• _WORK TO BE COMPLETED_: Pick out each line with the word "Plus" from the material that follows.

───── MATERIAL SUPPLIED

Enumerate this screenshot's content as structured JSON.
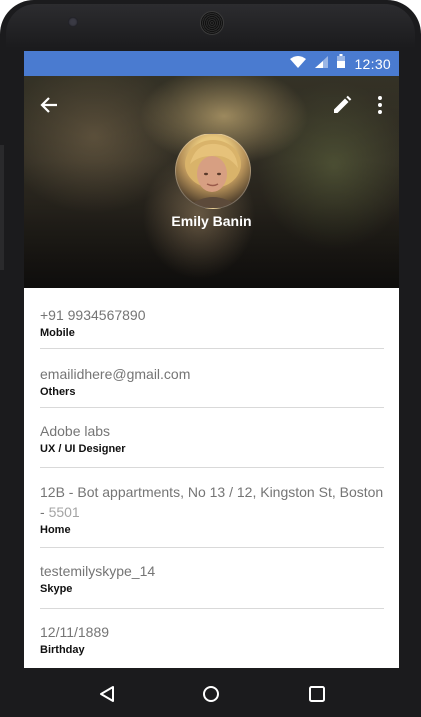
{
  "status_bar": {
    "time": "12:30",
    "icons": [
      "wifi-icon",
      "cellular-signal-icon",
      "battery-icon"
    ],
    "background": "#4a7bd0"
  },
  "toolbar": {
    "back_icon": "arrow-back-icon",
    "edit_icon": "pencil-icon",
    "more_icon": "more-vertical-icon"
  },
  "contact": {
    "name": "Emily Banin",
    "avatar": "avatar-photo"
  },
  "details": [
    {
      "value": "+91 9934567890",
      "suffix": "",
      "label": "Mobile"
    },
    {
      "value": "emailidhere@gmail.com",
      "suffix": "",
      "label": "Others"
    },
    {
      "value": "Adobe labs",
      "suffix": "",
      "label": "UX / UI Designer"
    },
    {
      "value": "12B - Bot appartments, No 13 / 12, Kingston St, Boston - ",
      "suffix": "5501",
      "label": "Home"
    },
    {
      "value": "testemilyskype_14",
      "suffix": "",
      "label": "Skype"
    },
    {
      "value": "12/11/1889",
      "suffix": "",
      "label": "Birthday"
    }
  ],
  "navigation": {
    "back_icon": "triangle-back-icon",
    "home_icon": "circle-home-icon",
    "recents_icon": "square-recents-icon"
  }
}
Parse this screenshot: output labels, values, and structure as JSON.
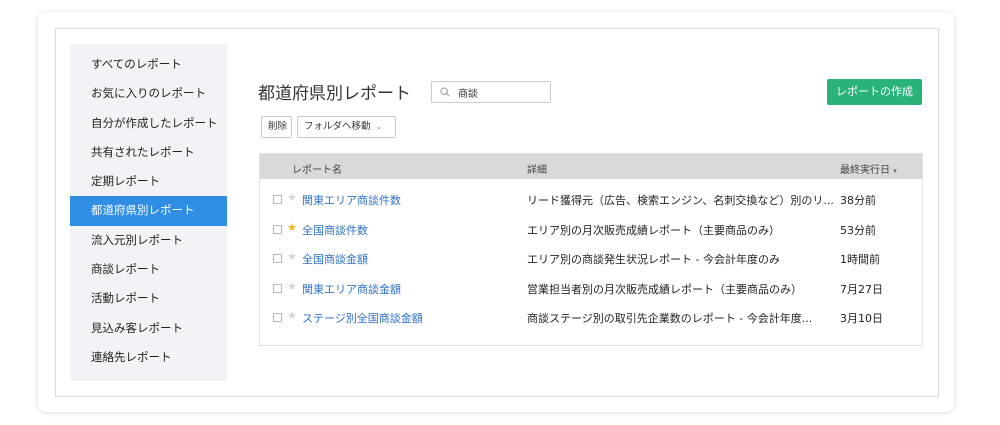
{
  "sidebar": {
    "items": [
      {
        "label": "すべてのレポート"
      },
      {
        "label": "お気に入りのレポート"
      },
      {
        "label": "自分が作成したレポート"
      },
      {
        "label": "共有されたレポート"
      },
      {
        "label": "定期レポート"
      },
      {
        "label": "都道府県別レポート",
        "active": true
      },
      {
        "label": "流入元別レポート"
      },
      {
        "label": "商談レポート"
      },
      {
        "label": "活動レポート"
      },
      {
        "label": "見込み客レポート"
      },
      {
        "label": "連絡先レポート"
      }
    ]
  },
  "header": {
    "title": "都道府県別レポート",
    "search_value": "商談",
    "create_label": "レポートの作成"
  },
  "toolbar": {
    "delete_label": "削除",
    "move_label": "フォルダへ移動"
  },
  "table": {
    "columns": [
      "レポート名",
      "詳細",
      "最終実行日"
    ],
    "sort_indicator": "▾",
    "rows": [
      {
        "name": "関東エリア商談件数",
        "detail": "リード獲得元（広告、検索エンジン、名刺交換など）別のリ...",
        "last_run": "38分前",
        "favorite": false
      },
      {
        "name": "全国商談件数",
        "detail": "エリア別の月次販売成績レポート（主要商品のみ）",
        "last_run": "53分前",
        "favorite": true
      },
      {
        "name": "全国商談金額",
        "detail": "エリア別の商談発生状況レポート - 今会計年度のみ",
        "last_run": "1時間前",
        "favorite": false
      },
      {
        "name": "関東エリア商談金額",
        "detail": "営業担当者別の月次販売成績レポート（主要商品のみ）",
        "last_run": "7月27日",
        "favorite": false
      },
      {
        "name": "ステージ別全国商談金額",
        "detail": "商談ステージ別の取引先企業数のレポート - 今会計年度...",
        "last_run": "3月10日",
        "favorite": false
      }
    ]
  },
  "colors": {
    "accent": "#2f8de4",
    "create_button": "#2ab27b",
    "link": "#2f70c7",
    "star_favorite": "#f2b51b"
  }
}
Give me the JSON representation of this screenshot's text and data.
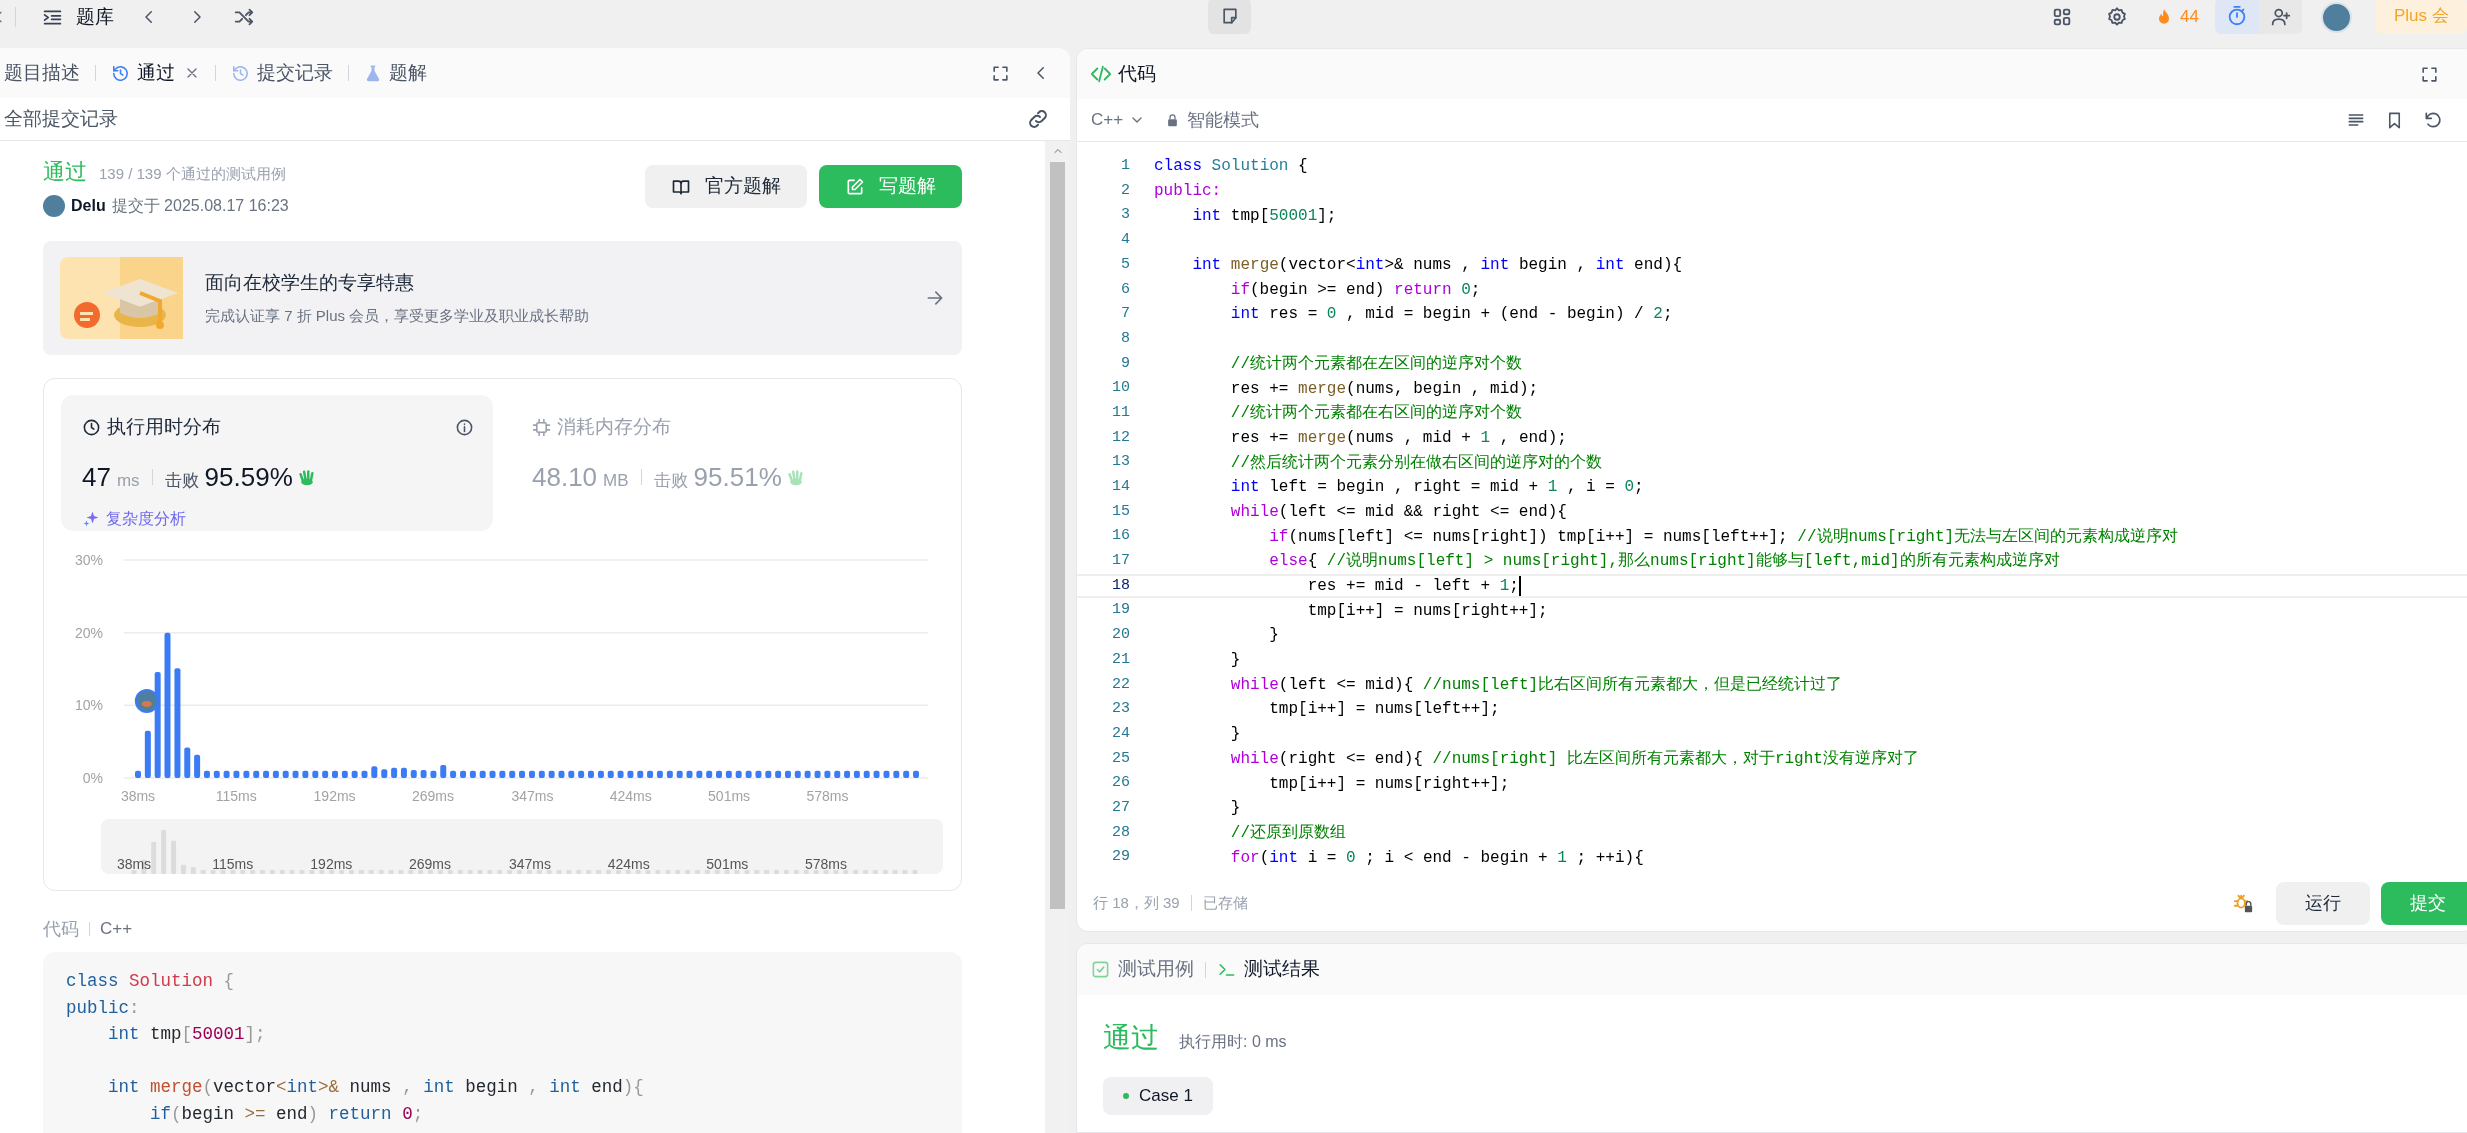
{
  "top_bar": {
    "title": "题库",
    "streak": "44",
    "plus": "Plus 会"
  },
  "left_panel": {
    "tabs": [
      {
        "label": "题目描述",
        "kind": "description",
        "selected": false,
        "closable": false
      },
      {
        "label": "通过",
        "kind": "result",
        "selected": true,
        "closable": true
      },
      {
        "label": "提交记录",
        "kind": "history",
        "selected": false,
        "closable": false
      },
      {
        "label": "题解",
        "kind": "solution",
        "selected": false,
        "closable": false
      }
    ],
    "subheader": "全部提交记录",
    "submission": {
      "status": "通过",
      "cases": "139 / 139 个通过的测试用例",
      "user": "Delu",
      "submitted": "提交于 2025.08.17 16:23",
      "buttons": [
        {
          "label": "官方题解",
          "kind": "book",
          "primary": false
        },
        {
          "label": "写题解",
          "kind": "edit",
          "primary": true
        }
      ]
    },
    "promo": {
      "title": "面向在校学生的专享特惠",
      "subtitle": "完成认证享 7 折 Plus 会员，享受更多学业及职业成长帮助"
    },
    "stats": [
      {
        "kind": "runtime",
        "title": "执行用时分布",
        "selected": true,
        "value": "47",
        "unit": "ms",
        "beat_label": "击败",
        "beat": "95.59%",
        "link": "复杂度分析"
      },
      {
        "kind": "memory",
        "title": "消耗内存分布",
        "selected": false,
        "value": "48.10",
        "unit": "MB",
        "beat_label": "击败",
        "beat": "95.51%"
      }
    ],
    "chart_data": {
      "type": "bar",
      "x": [
        38,
        45.7,
        53.4,
        61.1,
        68.9,
        76.6,
        84.3,
        92.0,
        99.7,
        107.4,
        115.1,
        122.9,
        130.6,
        138.3,
        146.0,
        153.7,
        161.4,
        169.1,
        176.9,
        184.6,
        192.3,
        200.0,
        207.7,
        215.4,
        223.1,
        230.9,
        238.6,
        246.3,
        254.0,
        261.7,
        269.4,
        277.1,
        284.8,
        292.6,
        300.3,
        308.0,
        315.7,
        323.4,
        331.1,
        338.8,
        346.6,
        354.3,
        362.0,
        369.7,
        377.4,
        385.1,
        392.8,
        400.6,
        408.3,
        416.0,
        423.7,
        431.4,
        439.1,
        446.8,
        454.6,
        462.3,
        470.0,
        477.7,
        485.4,
        493.1,
        500.8,
        508.5,
        516.3,
        524.0,
        531.7,
        539.4,
        547.1,
        554.8,
        562.5,
        570.3,
        578.0,
        585.7,
        593.4,
        601.1,
        608.8,
        616.5,
        624.3,
        632.0,
        639.7,
        647.4
      ],
      "values": [
        1,
        6.5,
        14.6,
        20,
        15.1,
        4.2,
        3.2,
        1,
        1,
        1,
        1,
        1,
        1,
        1,
        1,
        1,
        1,
        1,
        1,
        1,
        1,
        1,
        1,
        1,
        1.6,
        1.2,
        1.4,
        1.4,
        1.1,
        1.1,
        1.0,
        1.8,
        1,
        1,
        1,
        1,
        1,
        1,
        1,
        1,
        1,
        1,
        1,
        1,
        1,
        1,
        1,
        1,
        1,
        1,
        1,
        1,
        1,
        1,
        1,
        1,
        1,
        1,
        1,
        1,
        1,
        1,
        1,
        1,
        1,
        1,
        1,
        1,
        1,
        1,
        1,
        1,
        1,
        1,
        1,
        1,
        1,
        1,
        1,
        1
      ],
      "xlim": [
        38,
        647.4
      ],
      "ylim": [
        0,
        30
      ],
      "xticks": [
        {
          "value": 38,
          "label": "38ms"
        },
        {
          "value": 115,
          "label": "115ms"
        },
        {
          "value": 192,
          "label": "192ms"
        },
        {
          "value": 269,
          "label": "269ms"
        },
        {
          "value": 347,
          "label": "347ms"
        },
        {
          "value": 424,
          "label": "424ms"
        },
        {
          "value": 501,
          "label": "501ms"
        },
        {
          "value": 578,
          "label": "578ms"
        }
      ],
      "yticks": [
        {
          "value": 0,
          "label": "0%"
        },
        {
          "value": 10,
          "label": "10%"
        },
        {
          "value": 20,
          "label": "20%"
        },
        {
          "value": 30,
          "label": "30%"
        }
      ]
    },
    "overview_labels": [
      "38ms",
      "115ms",
      "192ms",
      "269ms",
      "347ms",
      "424ms",
      "501ms",
      "578ms"
    ],
    "code_label": "代码",
    "code_lang": "C++",
    "code": [
      {
        "kind": "line",
        "tokens": [
          {
            "kind": "kw",
            "text": "class"
          },
          {
            "kind": "cls",
            "text": " Solution"
          },
          {
            "kind": "p",
            "text": " {"
          }
        ]
      },
      {
        "kind": "line",
        "tokens": [
          {
            "kind": "kw",
            "text": "public"
          },
          {
            "kind": "p",
            "text": ":"
          }
        ]
      },
      {
        "kind": "line",
        "tokens": [
          {
            "kind": "kw",
            "text": "    int"
          },
          {
            "kind": "tx",
            "text": " tmp"
          },
          {
            "kind": "p",
            "text": "["
          },
          {
            "kind": "num",
            "text": "50001"
          },
          {
            "kind": "p",
            "text": "];"
          }
        ]
      },
      {
        "kind": "blank"
      },
      {
        "kind": "line",
        "tokens": [
          {
            "kind": "kw",
            "text": "    int"
          },
          {
            "kind": "fn",
            "text": " merge"
          },
          {
            "kind": "p",
            "text": "("
          },
          {
            "kind": "tx",
            "text": "vector"
          },
          {
            "kind": "op",
            "text": "<"
          },
          {
            "kind": "kw",
            "text": "int"
          },
          {
            "kind": "op",
            "text": ">&"
          },
          {
            "kind": "tx",
            "text": " nums "
          },
          {
            "kind": "p",
            "text": ","
          },
          {
            "kind": "kw",
            "text": " int"
          },
          {
            "kind": "tx",
            "text": " begin "
          },
          {
            "kind": "p",
            "text": ","
          },
          {
            "kind": "kw",
            "text": " int"
          },
          {
            "kind": "tx",
            "text": " end"
          },
          {
            "kind": "p",
            "text": "){"
          }
        ]
      },
      {
        "kind": "line",
        "tokens": [
          {
            "kind": "kw",
            "text": "        if"
          },
          {
            "kind": "p",
            "text": "("
          },
          {
            "kind": "tx",
            "text": "begin "
          },
          {
            "kind": "op",
            "text": ">="
          },
          {
            "kind": "tx",
            "text": " end"
          },
          {
            "kind": "p",
            "text": ")"
          },
          {
            "kind": "kw",
            "text": " return"
          },
          {
            "kind": "num",
            "text": " 0"
          },
          {
            "kind": "p",
            "text": ";"
          }
        ]
      }
    ]
  },
  "editor": {
    "title": "代码",
    "language": "C++",
    "mode": "智能模式",
    "lines": [
      {
        "n": "1",
        "current": false,
        "tokens": [
          {
            "kind": "kw",
            "text": "class"
          },
          {
            "kind": "cls",
            "text": " Solution"
          },
          {
            "kind": "tx",
            "text": " {"
          }
        ]
      },
      {
        "n": "2",
        "current": false,
        "tokens": [
          {
            "kind": "ctrl",
            "text": "public:"
          }
        ]
      },
      {
        "n": "3",
        "current": false,
        "tokens": [
          {
            "kind": "kw",
            "text": "    int"
          },
          {
            "kind": "tx",
            "text": " tmp["
          },
          {
            "kind": "num",
            "text": "50001"
          },
          {
            "kind": "tx",
            "text": "];"
          }
        ]
      },
      {
        "n": "4",
        "current": false
      },
      {
        "n": "5",
        "current": false,
        "tokens": [
          {
            "kind": "kw",
            "text": "    int"
          },
          {
            "kind": "fn",
            "text": " merge"
          },
          {
            "kind": "tx",
            "text": "(vector<"
          },
          {
            "kind": "kw",
            "text": "int"
          },
          {
            "kind": "tx",
            "text": ">& nums , "
          },
          {
            "kind": "kw",
            "text": "int"
          },
          {
            "kind": "tx",
            "text": " begin , "
          },
          {
            "kind": "kw",
            "text": "int"
          },
          {
            "kind": "tx",
            "text": " end){"
          }
        ]
      },
      {
        "n": "6",
        "current": false,
        "tokens": [
          {
            "kind": "ctrl",
            "text": "        if"
          },
          {
            "kind": "tx",
            "text": "(begin >= end) "
          },
          {
            "kind": "ctrl",
            "text": "return"
          },
          {
            "kind": "num",
            "text": " 0"
          },
          {
            "kind": "tx",
            "text": ";"
          }
        ]
      },
      {
        "n": "7",
        "current": false,
        "tokens": [
          {
            "kind": "kw",
            "text": "        int"
          },
          {
            "kind": "tx",
            "text": " res = "
          },
          {
            "kind": "num",
            "text": "0"
          },
          {
            "kind": "tx",
            "text": " , mid = begin + (end - begin) / "
          },
          {
            "kind": "num",
            "text": "2"
          },
          {
            "kind": "tx",
            "text": ";"
          }
        ]
      },
      {
        "n": "8",
        "current": false
      },
      {
        "n": "9",
        "current": false,
        "tokens": [
          {
            "kind": "cm",
            "text": "        //统计两个元素都在左区间的逆序对个数"
          }
        ]
      },
      {
        "n": "10",
        "current": false,
        "tokens": [
          {
            "kind": "tx",
            "text": "        res += "
          },
          {
            "kind": "fn",
            "text": "merge"
          },
          {
            "kind": "tx",
            "text": "(nums, begin , mid);"
          }
        ]
      },
      {
        "n": "11",
        "current": false,
        "tokens": [
          {
            "kind": "cm",
            "text": "        //统计两个元素都在右区间的逆序对个数"
          }
        ]
      },
      {
        "n": "12",
        "current": false,
        "tokens": [
          {
            "kind": "tx",
            "text": "        res += "
          },
          {
            "kind": "fn",
            "text": "merge"
          },
          {
            "kind": "tx",
            "text": "(nums , mid + "
          },
          {
            "kind": "num",
            "text": "1"
          },
          {
            "kind": "tx",
            "text": " , end);"
          }
        ]
      },
      {
        "n": "13",
        "current": false,
        "tokens": [
          {
            "kind": "cm",
            "text": "        //然后统计两个元素分别在做右区间的逆序对的个数"
          }
        ]
      },
      {
        "n": "14",
        "current": false,
        "tokens": [
          {
            "kind": "kw",
            "text": "        int"
          },
          {
            "kind": "tx",
            "text": " left = begin , right = mid + "
          },
          {
            "kind": "num",
            "text": "1"
          },
          {
            "kind": "tx",
            "text": " , i = "
          },
          {
            "kind": "num",
            "text": "0"
          },
          {
            "kind": "tx",
            "text": ";"
          }
        ]
      },
      {
        "n": "15",
        "current": false,
        "tokens": [
          {
            "kind": "ctrl",
            "text": "        while"
          },
          {
            "kind": "tx",
            "text": "(left <= mid && right <= end){"
          }
        ]
      },
      {
        "n": "16",
        "current": false,
        "tokens": [
          {
            "kind": "ctrl",
            "text": "            if"
          },
          {
            "kind": "tx",
            "text": "(nums[left] <= nums[right]) tmp[i++] = nums[left++]; "
          },
          {
            "kind": "cm",
            "text": "//说明nums[right]无法与左区间的元素构成逆序对"
          }
        ]
      },
      {
        "n": "17",
        "current": false,
        "tokens": [
          {
            "kind": "ctrl",
            "text": "            else"
          },
          {
            "kind": "tx",
            "text": "{ "
          },
          {
            "kind": "cm",
            "text": "//说明nums[left] > nums[right],那么nums[right]能够与[left,mid]的所有元素构成逆序对"
          }
        ]
      },
      {
        "n": "18",
        "current": true,
        "tokens": [
          {
            "kind": "tx",
            "text": "                res += mid - left + "
          },
          {
            "kind": "num",
            "text": "1"
          },
          {
            "kind": "tx",
            "text": ";"
          }
        ]
      },
      {
        "n": "19",
        "current": false,
        "tokens": [
          {
            "kind": "tx",
            "text": "                tmp[i++] = nums[right++];"
          }
        ]
      },
      {
        "n": "20",
        "current": false,
        "tokens": [
          {
            "kind": "tx",
            "text": "            }"
          }
        ]
      },
      {
        "n": "21",
        "current": false,
        "tokens": [
          {
            "kind": "tx",
            "text": "        }"
          }
        ]
      },
      {
        "n": "22",
        "current": false,
        "tokens": [
          {
            "kind": "ctrl",
            "text": "        while"
          },
          {
            "kind": "tx",
            "text": "(left <= mid){ "
          },
          {
            "kind": "cm",
            "text": "//nums[left]比右区间所有元素都大，但是已经统计过了"
          }
        ]
      },
      {
        "n": "23",
        "current": false,
        "tokens": [
          {
            "kind": "tx",
            "text": "            tmp[i++] = nums[left++];"
          }
        ]
      },
      {
        "n": "24",
        "current": false,
        "tokens": [
          {
            "kind": "tx",
            "text": "        }"
          }
        ]
      },
      {
        "n": "25",
        "current": false,
        "tokens": [
          {
            "kind": "ctrl",
            "text": "        while"
          },
          {
            "kind": "tx",
            "text": "(right <= end){ "
          },
          {
            "kind": "cm",
            "text": "//nums[right] 比左区间所有元素都大，对于right没有逆序对了"
          }
        ]
      },
      {
        "n": "26",
        "current": false,
        "tokens": [
          {
            "kind": "tx",
            "text": "            tmp[i++] = nums[right++];"
          }
        ]
      },
      {
        "n": "27",
        "current": false,
        "tokens": [
          {
            "kind": "tx",
            "text": "        }"
          }
        ]
      },
      {
        "n": "28",
        "current": false,
        "tokens": [
          {
            "kind": "cm",
            "text": "        //还原到原数组"
          }
        ]
      },
      {
        "n": "29",
        "current": false,
        "tokens": [
          {
            "kind": "ctrl",
            "text": "        for"
          },
          {
            "kind": "tx",
            "text": "("
          },
          {
            "kind": "kw",
            "text": "int"
          },
          {
            "kind": "tx",
            "text": " i = "
          },
          {
            "kind": "num",
            "text": "0"
          },
          {
            "kind": "tx",
            "text": " ; i < end - begin + "
          },
          {
            "kind": "num",
            "text": "1"
          },
          {
            "kind": "tx",
            "text": " ; ++i){"
          }
        ]
      }
    ],
    "status": {
      "position": "行 18，列 39",
      "saved": "已存储"
    },
    "buttons": [
      {
        "label": "运行",
        "primary": false
      },
      {
        "label": "提交",
        "primary": true
      }
    ]
  },
  "console": {
    "tabs": [
      {
        "label": "测试用例",
        "kind": "testcase",
        "selected": false
      },
      {
        "label": "测试结果",
        "kind": "result",
        "selected": true
      }
    ],
    "status": "通过",
    "runtime": "执行用时: 0 ms",
    "cases": [
      {
        "label": "Case 1",
        "passed": true
      }
    ]
  }
}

──────────

• _COMPLETE ANSWER_:
    "plus": "Plus 会"
      "subtitle": "完成认证享 7 折 Plus 会员，享受更多学业及职业成长帮助"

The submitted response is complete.